-- Record set start --

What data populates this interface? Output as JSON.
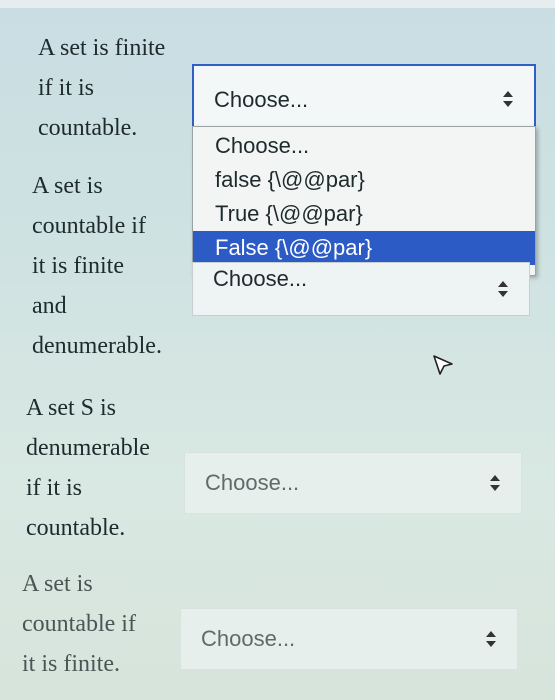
{
  "questions": [
    {
      "text": "A set is finite\nif it is\ncountable.",
      "select_value": "Choose...",
      "open": true
    },
    {
      "text": "A set is\ncountable if\nit is finite\nand\ndenumerable.",
      "select_value": "Choose..."
    },
    {
      "text": "A set S is\ndenumerable\nif it is\ncountable.",
      "select_value": "Choose..."
    },
    {
      "text": "A set is\ncountable if\nit is finite.",
      "select_value": "Choose..."
    }
  ],
  "dropdown_options": [
    {
      "label": "Choose...",
      "selected": false
    },
    {
      "label": "false {\\@@par}",
      "selected": false
    },
    {
      "label": "True {\\@@par}",
      "selected": false
    },
    {
      "label": "False {\\@@par}",
      "selected": true
    }
  ],
  "colors": {
    "highlight": "#2c5bc6",
    "focus_border": "#2f5fc4"
  },
  "icons": {
    "select_arrows": "up-down-arrows-icon",
    "pointer": "mouse-pointer-icon"
  }
}
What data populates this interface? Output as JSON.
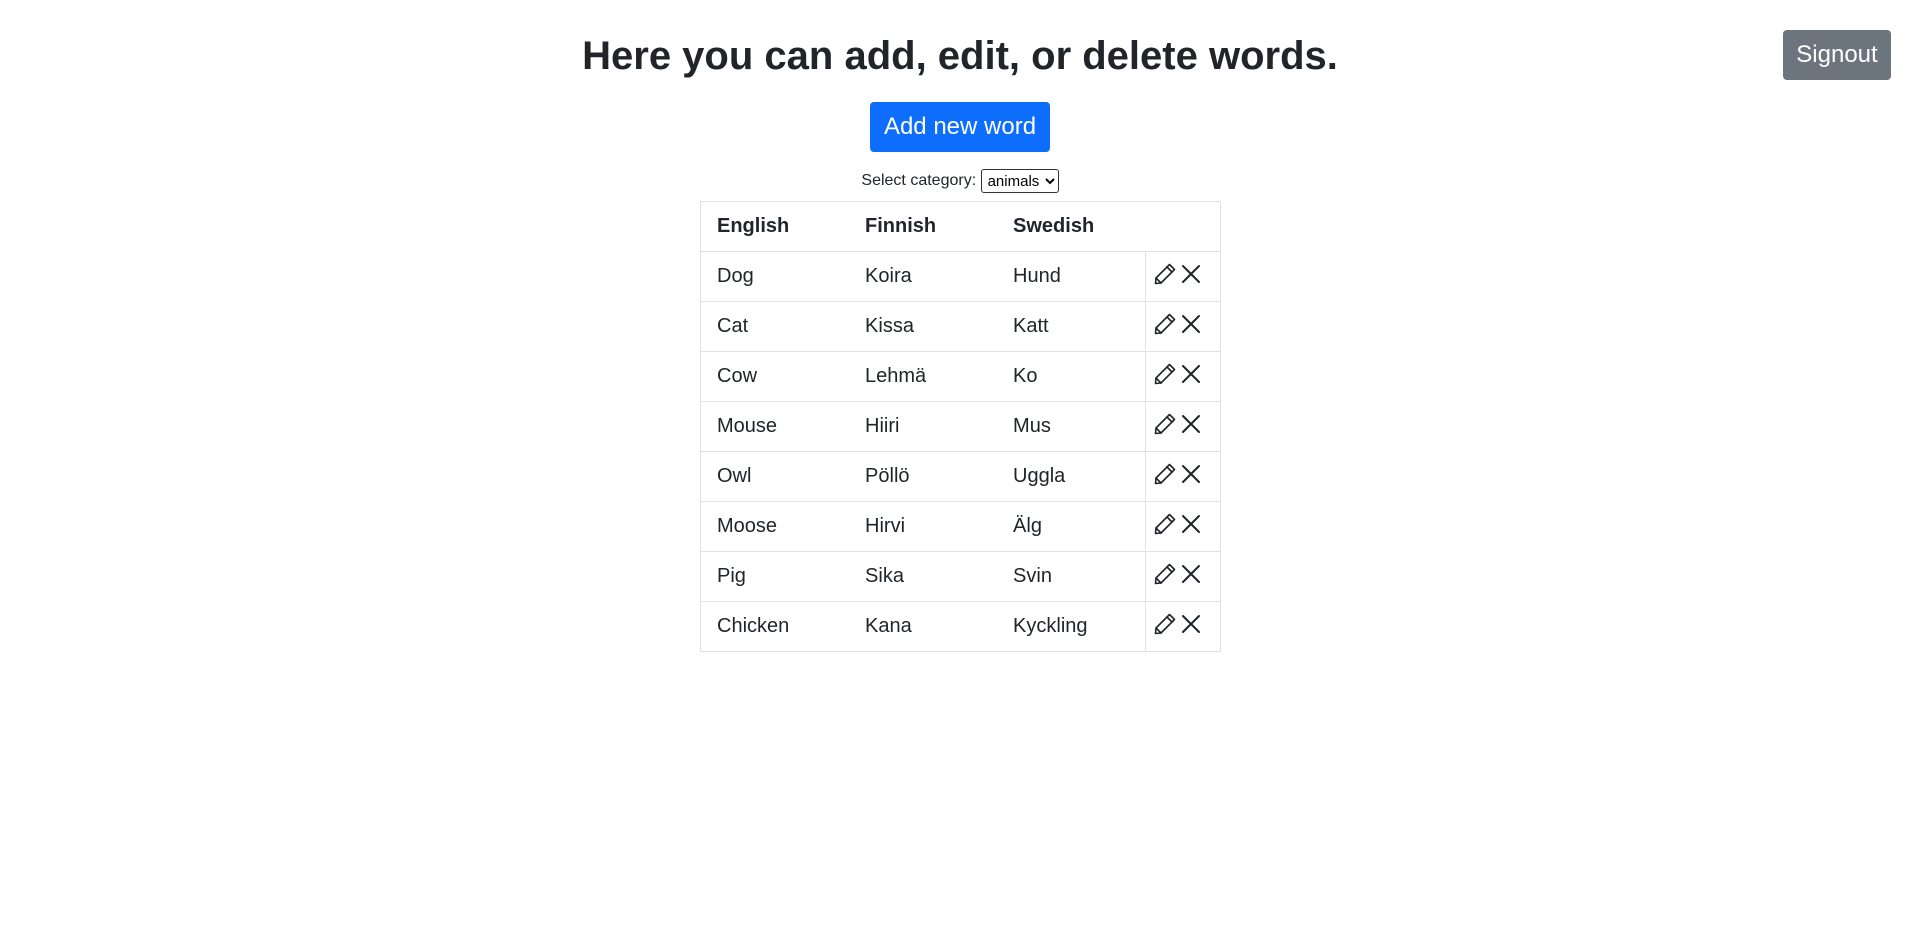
{
  "header": {
    "title": "Here you can add, edit, or delete words.",
    "signout_label": "Signout"
  },
  "actions": {
    "add_label": "Add new word"
  },
  "category": {
    "label": "Select category:",
    "selected": "animals"
  },
  "table": {
    "headers": [
      "English",
      "Finnish",
      "Swedish"
    ],
    "rows": [
      {
        "english": "Dog",
        "finnish": "Koira",
        "swedish": "Hund"
      },
      {
        "english": "Cat",
        "finnish": "Kissa",
        "swedish": "Katt"
      },
      {
        "english": "Cow",
        "finnish": "Lehmä",
        "swedish": "Ko"
      },
      {
        "english": "Mouse",
        "finnish": "Hiiri",
        "swedish": "Mus"
      },
      {
        "english": "Owl",
        "finnish": "Pöllö",
        "swedish": "Uggla"
      },
      {
        "english": "Moose",
        "finnish": "Hirvi",
        "swedish": "Älg"
      },
      {
        "english": "Pig",
        "finnish": "Sika",
        "swedish": "Svin"
      },
      {
        "english": "Chicken",
        "finnish": "Kana",
        "swedish": "Kyckling"
      }
    ],
    "row_icons": [
      "pencil-icon",
      "close-icon"
    ]
  },
  "colors": {
    "primary": "#0d6efd",
    "secondary": "#6c757d",
    "text": "#212529",
    "border": "#dee2e6"
  }
}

-- Record set end --

■ **What is needed**
Give back each entry exactly as it appears, with no pictures.

■ **Written response**
What data populates this interface? Output as JSON.
{
  "questions": [
    {
      "text": "A set is finite\nif it is\ncountable.",
      "select_value": "Choose...",
      "open": true
    },
    {
      "text": "A set is\ncountable if\nit is finite\nand\ndenumerable.",
      "select_value": "Choose..."
    },
    {
      "text": "A set S is\ndenumerable\nif it is\ncountable.",
      "select_value": "Choose..."
    },
    {
      "text": "A set is\ncountable if\nit is finite.",
      "select_value": "Choose..."
    }
  ],
  "dropdown_options": [
    {
      "label": "Choose...",
      "selected": false
    },
    {
      "label": "false {\\@@par}",
      "selected": false
    },
    {
      "label": "True {\\@@par}",
      "selected": false
    },
    {
      "label": "False {\\@@par}",
      "selected": true
    }
  ],
  "colors": {
    "highlight": "#2c5bc6",
    "focus_border": "#2f5fc4"
  },
  "icons": {
    "select_arrows": "up-down-arrows-icon",
    "pointer": "mouse-pointer-icon"
  }
}
What data populates this interface? Output as JSON.
{
  "header": {
    "title": "Here you can add, edit, or delete words.",
    "signout_label": "Signout"
  },
  "actions": {
    "add_label": "Add new word"
  },
  "category": {
    "label": "Select category:",
    "selected": "animals"
  },
  "table": {
    "headers": [
      "English",
      "Finnish",
      "Swedish"
    ],
    "rows": [
      {
        "english": "Dog",
        "finnish": "Koira",
        "swedish": "Hund"
      },
      {
        "english": "Cat",
        "finnish": "Kissa",
        "swedish": "Katt"
      },
      {
        "english": "Cow",
        "finnish": "Lehmä",
        "swedish": "Ko"
      },
      {
        "english": "Mouse",
        "finnish": "Hiiri",
        "swedish": "Mus"
      },
      {
        "english": "Owl",
        "finnish": "Pöllö",
        "swedish": "Uggla"
      },
      {
        "english": "Moose",
        "finnish": "Hirvi",
        "swedish": "Älg"
      },
      {
        "english": "Pig",
        "finnish": "Sika",
        "swedish": "Svin"
      },
      {
        "english": "Chicken",
        "finnish": "Kana",
        "swedish": "Kyckling"
      }
    ],
    "row_icons": [
      "pencil-icon",
      "close-icon"
    ]
  },
  "colors": {
    "primary": "#0d6efd",
    "secondary": "#6c757d",
    "text": "#212529",
    "border": "#dee2e6"
  }
}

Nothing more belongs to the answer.